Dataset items
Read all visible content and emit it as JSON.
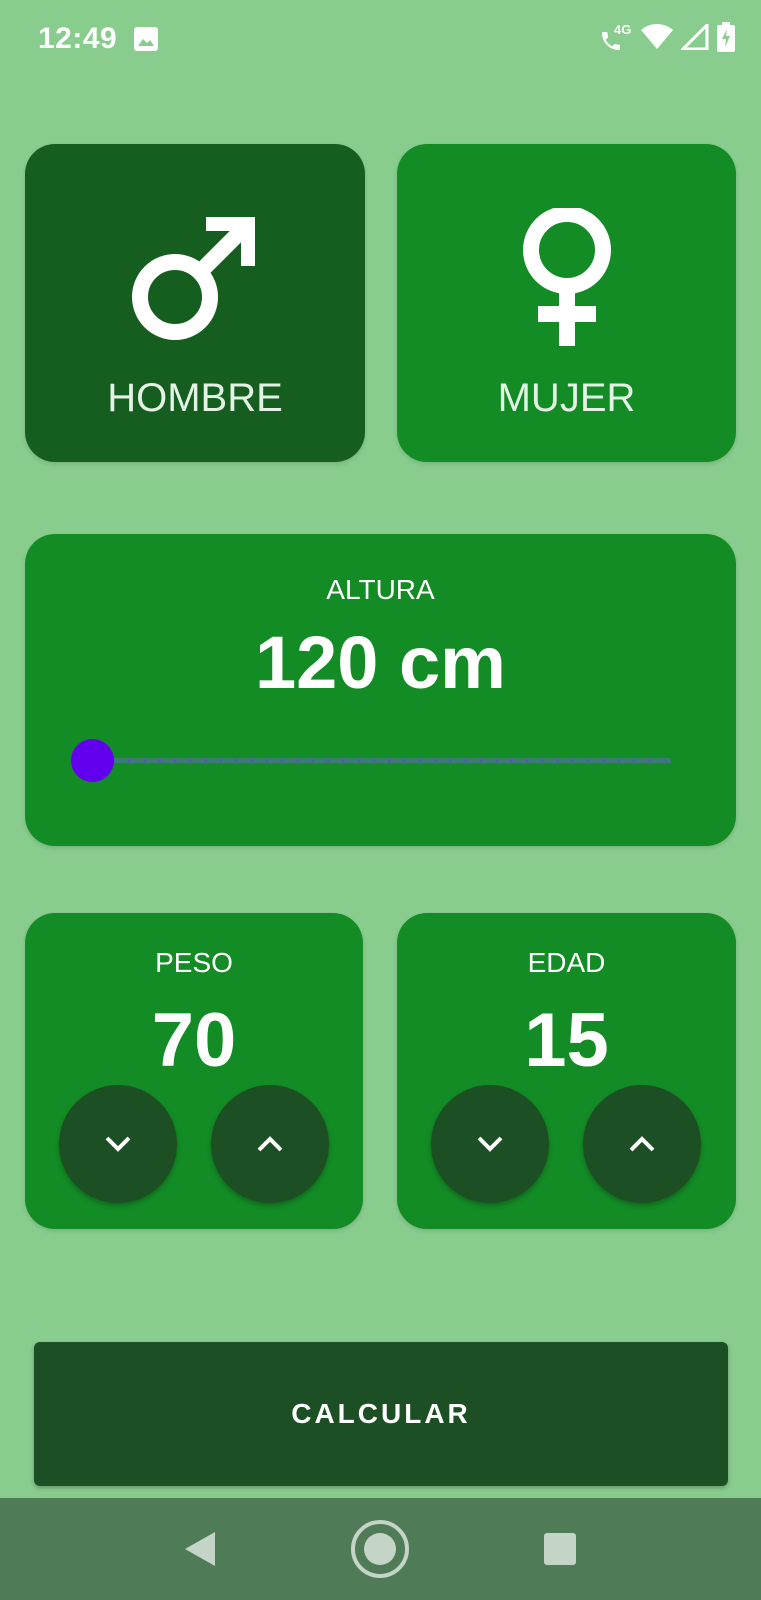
{
  "status_bar": {
    "time": "12:49",
    "network_label": "4G",
    "icons": [
      "image-icon",
      "wifi-calling-icon",
      "wifi-icon",
      "signal-icon",
      "battery-charging-icon"
    ]
  },
  "gender": {
    "male_label": "HOMBRE",
    "female_label": "MUJER",
    "selected": "male"
  },
  "height": {
    "label": "ALTURA",
    "value_display": "120 cm",
    "slider_value": 120
  },
  "weight": {
    "label": "PESO",
    "value": "70"
  },
  "age": {
    "label": "EDAD",
    "value": "15"
  },
  "calculate_label": "CALCULAR",
  "colors": {
    "background": "#88CC8E",
    "card": "#138C25",
    "card_selected": "#165E20",
    "button_dark": "#1C4F23",
    "slider_thumb": "#6200EE",
    "nav_bar": "#4F7C57"
  },
  "nav_bar": {
    "icons": [
      "back-icon",
      "home-icon",
      "recents-icon"
    ]
  }
}
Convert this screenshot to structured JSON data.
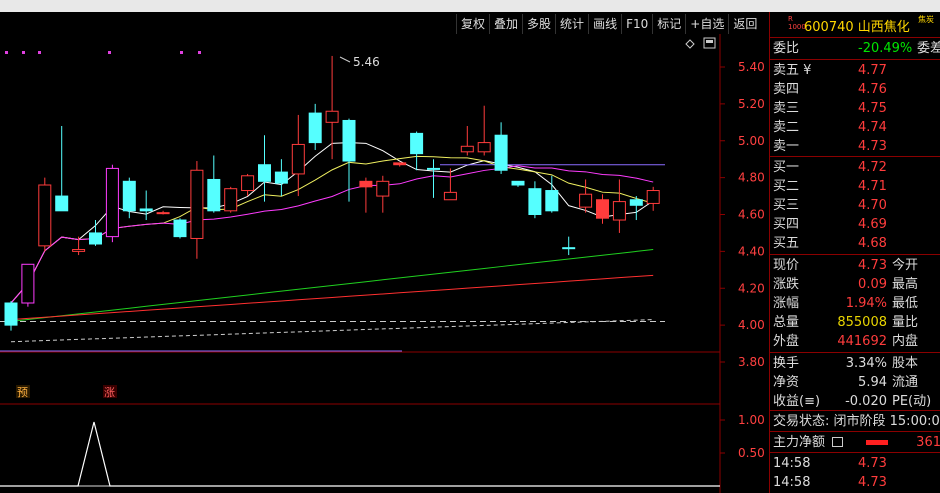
{
  "toolbar": [
    "复权",
    "叠加",
    "多股",
    "统计",
    "画线",
    "F10",
    "标记",
    "+自选",
    "返回"
  ],
  "stock": {
    "badge": "R\n1000",
    "code_name": "600740 山西焦化",
    "tag": "焦炭"
  },
  "commission": {
    "label": "委比",
    "value": "-20.49%",
    "label2": "委差"
  },
  "asks": [
    {
      "label": "卖五 ¥",
      "price": "4.77"
    },
    {
      "label": "卖四",
      "price": "4.76"
    },
    {
      "label": "卖三",
      "price": "4.75"
    },
    {
      "label": "卖二",
      "price": "4.74"
    },
    {
      "label": "卖一",
      "price": "4.73"
    }
  ],
  "bids": [
    {
      "label": "买一",
      "price": "4.72"
    },
    {
      "label": "买二",
      "price": "4.71"
    },
    {
      "label": "买三",
      "price": "4.70"
    },
    {
      "label": "买四",
      "price": "4.69"
    },
    {
      "label": "买五",
      "price": "4.68"
    }
  ],
  "quote": [
    {
      "label": "现价",
      "value": "4.73",
      "label2": "今开",
      "color": "red"
    },
    {
      "label": "涨跌",
      "value": "0.09",
      "label2": "最高",
      "color": "red"
    },
    {
      "label": "涨幅",
      "value": "1.94%",
      "label2": "最低",
      "color": "red"
    },
    {
      "label": "总量",
      "value": "855008",
      "label2": "量比",
      "color": "yellow"
    },
    {
      "label": "外盘",
      "value": "441692",
      "label2": "内盘",
      "color": "red"
    }
  ],
  "stats": [
    {
      "label": "换手",
      "value": "3.34%",
      "label2": "股本"
    },
    {
      "label": "净资",
      "value": "5.94",
      "label2": "流通"
    },
    {
      "label": "收益(≡)",
      "value": "-0.020",
      "label2": "PE(动)"
    }
  ],
  "trade_status": "交易状态: 闭市阶段 15:00:0",
  "main_net": {
    "label": "主力净额",
    "icon": "table-icon",
    "value": "361"
  },
  "ticks": [
    {
      "time": "14:58",
      "price": "4.73"
    },
    {
      "time": "14:58",
      "price": "4.73"
    }
  ],
  "chart_data": {
    "type": "candlestick",
    "y_ticks": [
      "5.40",
      "5.20",
      "5.00",
      "4.80",
      "4.60",
      "4.40",
      "4.20",
      "4.00",
      "3.80"
    ],
    "ylim": [
      3.8,
      5.4
    ],
    "high_label": "5.46",
    "signal_labels": [
      "预",
      "涨"
    ],
    "indicator_ticks": [
      "1.00",
      "0.50"
    ],
    "candles": [
      {
        "o": 4.0,
        "c": 4.12,
        "h": 4.13,
        "l": 3.97,
        "hl": "cyan"
      },
      {
        "o": 4.12,
        "c": 4.33,
        "h": 4.33,
        "l": 4.1,
        "hl": "magenta"
      },
      {
        "o": 4.43,
        "c": 4.76,
        "h": 4.8,
        "l": 4.4,
        "hl": "red"
      },
      {
        "o": 4.62,
        "c": 4.7,
        "h": 5.08,
        "l": 4.62,
        "hl": "cyan"
      },
      {
        "o": 4.4,
        "c": 4.41,
        "h": 4.48,
        "l": 4.38,
        "hl": "red"
      },
      {
        "o": 4.44,
        "c": 4.5,
        "h": 4.57,
        "l": 4.43,
        "hl": "cyan"
      },
      {
        "o": 4.48,
        "c": 4.85,
        "h": 4.87,
        "l": 4.45,
        "hl": "magenta"
      },
      {
        "o": 4.78,
        "c": 4.62,
        "h": 4.8,
        "l": 4.58,
        "hl": "cyan"
      },
      {
        "o": 4.62,
        "c": 4.63,
        "h": 4.73,
        "l": 4.57,
        "hl": "cyan"
      },
      {
        "o": 4.61,
        "c": 4.61,
        "h": 4.62,
        "l": 4.6,
        "hl": "red"
      },
      {
        "o": 4.57,
        "c": 4.48,
        "h": 4.58,
        "l": 4.47,
        "hl": "cyan"
      },
      {
        "o": 4.47,
        "c": 4.84,
        "h": 4.89,
        "l": 4.36,
        "hl": "red"
      },
      {
        "o": 4.79,
        "c": 4.62,
        "h": 4.92,
        "l": 4.61,
        "hl": "cyan"
      },
      {
        "o": 4.62,
        "c": 4.74,
        "h": 4.75,
        "l": 4.61,
        "hl": "red"
      },
      {
        "o": 4.73,
        "c": 4.81,
        "h": 4.82,
        "l": 4.7,
        "hl": "red"
      },
      {
        "o": 4.78,
        "c": 4.87,
        "h": 5.03,
        "l": 4.67,
        "hl": "cyan"
      },
      {
        "o": 4.83,
        "c": 4.77,
        "h": 4.9,
        "l": 4.7,
        "hl": "cyan"
      },
      {
        "o": 4.82,
        "c": 4.98,
        "h": 5.14,
        "l": 4.7,
        "hl": "red"
      },
      {
        "o": 4.99,
        "c": 5.15,
        "h": 5.2,
        "l": 4.95,
        "hl": "cyan"
      },
      {
        "o": 5.1,
        "c": 5.16,
        "h": 5.46,
        "l": 4.9,
        "hl": "red"
      },
      {
        "o": 5.11,
        "c": 4.89,
        "h": 5.12,
        "l": 4.67,
        "hl": "cyan"
      },
      {
        "o": 4.78,
        "c": 4.75,
        "h": 4.8,
        "l": 4.61,
        "hl": "red"
      },
      {
        "o": 4.7,
        "c": 4.78,
        "h": 4.81,
        "l": 4.61,
        "hl": "red"
      },
      {
        "o": 4.88,
        "c": 4.87,
        "h": 4.88,
        "l": 4.86,
        "hl": "red"
      },
      {
        "o": 5.04,
        "c": 4.93,
        "h": 5.05,
        "l": 4.84,
        "hl": "cyan"
      },
      {
        "o": 4.85,
        "c": 4.85,
        "h": 4.9,
        "l": 4.69,
        "hl": "cyan"
      },
      {
        "o": 4.68,
        "c": 4.72,
        "h": 4.85,
        "l": 4.68,
        "hl": "red"
      },
      {
        "o": 4.94,
        "c": 4.97,
        "h": 5.08,
        "l": 4.92,
        "hl": "red"
      },
      {
        "o": 4.94,
        "c": 4.99,
        "h": 5.19,
        "l": 4.92,
        "hl": "red"
      },
      {
        "o": 5.03,
        "c": 4.84,
        "h": 5.1,
        "l": 4.82,
        "hl": "cyan"
      },
      {
        "o": 4.78,
        "c": 4.76,
        "h": 4.78,
        "l": 4.75,
        "hl": "cyan"
      },
      {
        "o": 4.74,
        "c": 4.6,
        "h": 4.78,
        "l": 4.58,
        "hl": "cyan"
      },
      {
        "o": 4.73,
        "c": 4.62,
        "h": 4.81,
        "l": 4.61,
        "hl": "cyan"
      },
      {
        "o": 4.42,
        "c": 4.42,
        "h": 4.48,
        "l": 4.38,
        "hl": "cyan"
      },
      {
        "o": 4.64,
        "c": 4.71,
        "h": 4.79,
        "l": 4.61,
        "hl": "red"
      },
      {
        "o": 4.68,
        "c": 4.58,
        "h": 4.71,
        "l": 4.55,
        "hl": "red"
      },
      {
        "o": 4.57,
        "c": 4.67,
        "h": 4.79,
        "l": 4.5,
        "hl": "red"
      },
      {
        "o": 4.65,
        "c": 4.68,
        "h": 4.7,
        "l": 4.57,
        "hl": "cyan"
      },
      {
        "o": 4.66,
        "c": 4.73,
        "h": 4.75,
        "l": 4.62,
        "hl": "red"
      }
    ]
  }
}
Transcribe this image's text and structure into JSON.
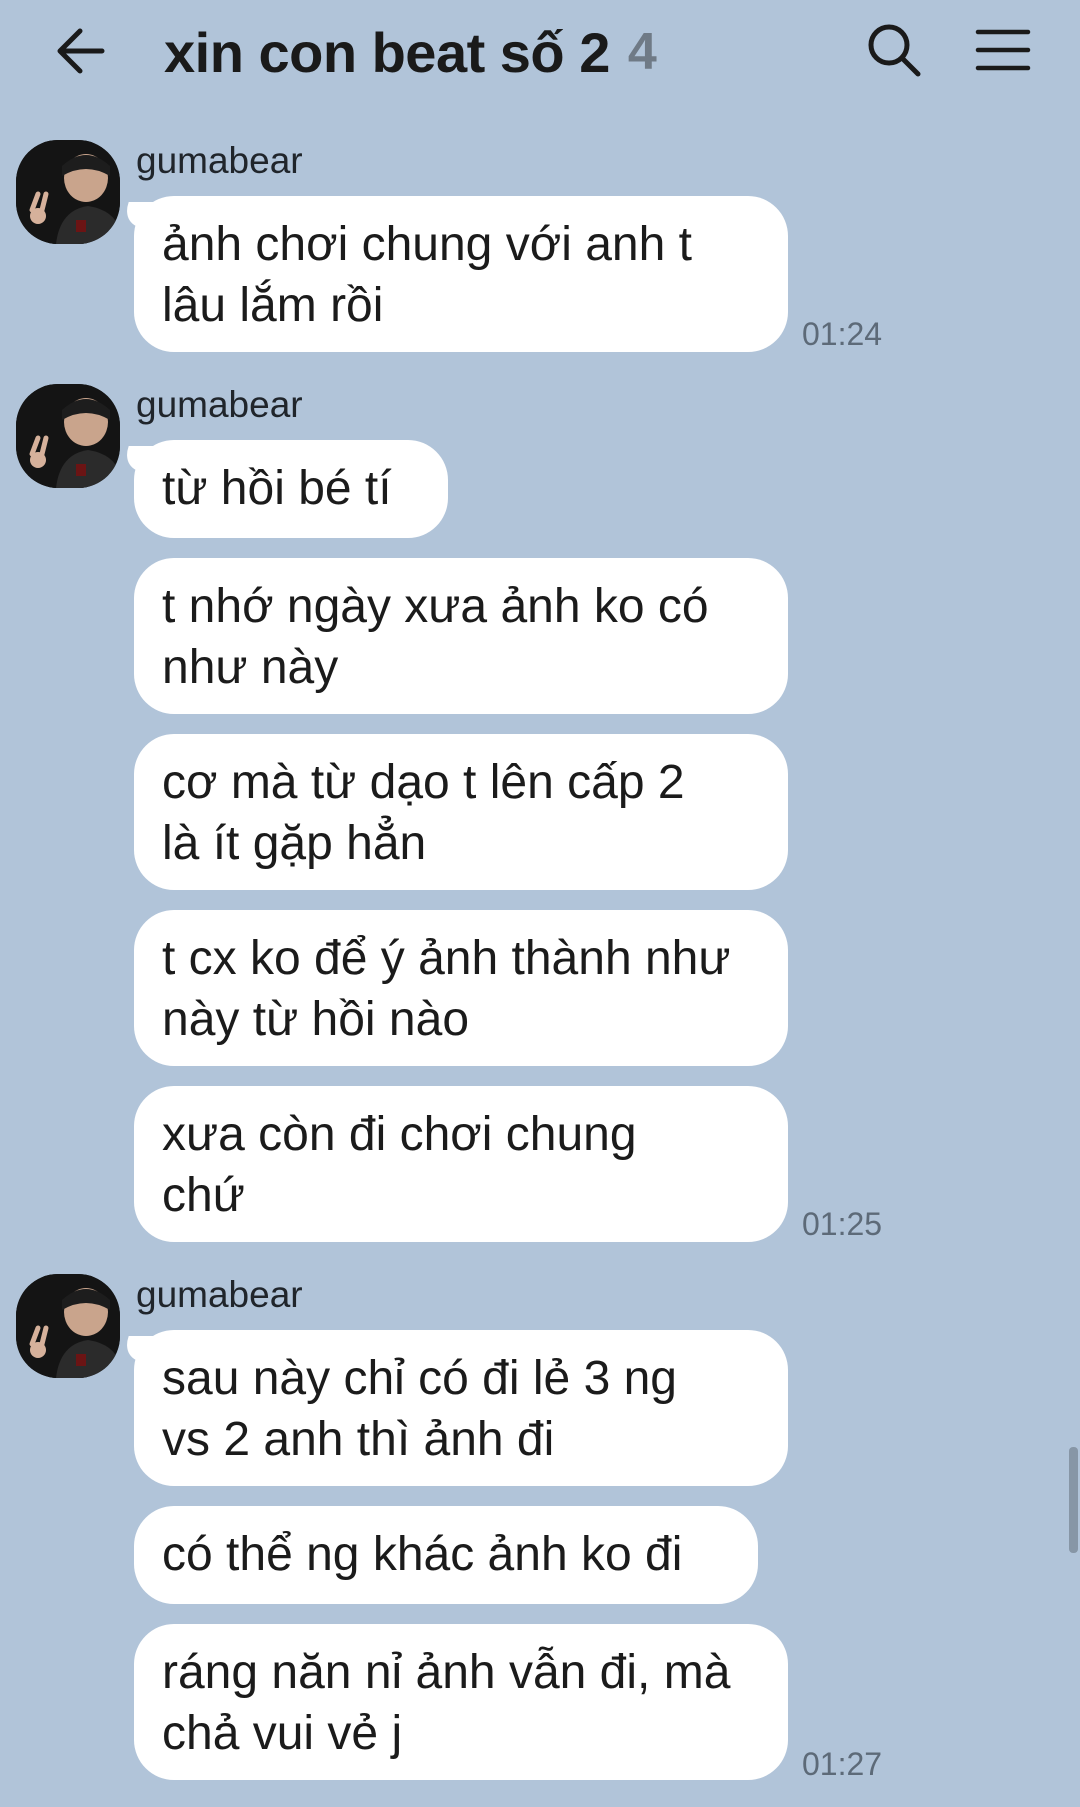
{
  "header": {
    "title": "xin con beat số 2",
    "member_count": "4",
    "back_icon": "arrow-left-icon",
    "search_icon": "search-icon",
    "menu_icon": "hamburger-menu-icon"
  },
  "messages": [
    {
      "sender": "gumabear",
      "time": "01:24",
      "bubbles": [
        "ảnh chơi chung với anh t\nlâu lắm rồi"
      ]
    },
    {
      "sender": "gumabear",
      "time": "01:25",
      "bubbles": [
        "từ hồi bé tí",
        "t nhớ ngày xưa ảnh ko có\nnhư này",
        "cơ mà từ dạo t lên cấp 2\nlà ít gặp hẳn",
        "t cx ko để ý ảnh thành như\nnày từ hồi nào",
        "xưa còn đi chơi chung\nchứ"
      ]
    },
    {
      "sender": "gumabear",
      "time": "01:27",
      "bubbles": [
        "sau này chỉ có đi lẻ 3 ng\nvs 2 anh thì ảnh đi",
        "có thể ng khác ảnh ko đi",
        "ráng năn nỉ ảnh vẫn đi, mà\nchả vui vẻ j"
      ]
    }
  ],
  "colors": {
    "background": "#b1c4d9",
    "bubble": "#ffffff",
    "text": "#1b1b1b",
    "time": "#5d6a78"
  }
}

[Required work] Go through the preceding material and copy each line that has the word "this".

[Exercise solution]
Convert this screenshot to structured JSON data.
Transcribe this image's text and structure into JSON.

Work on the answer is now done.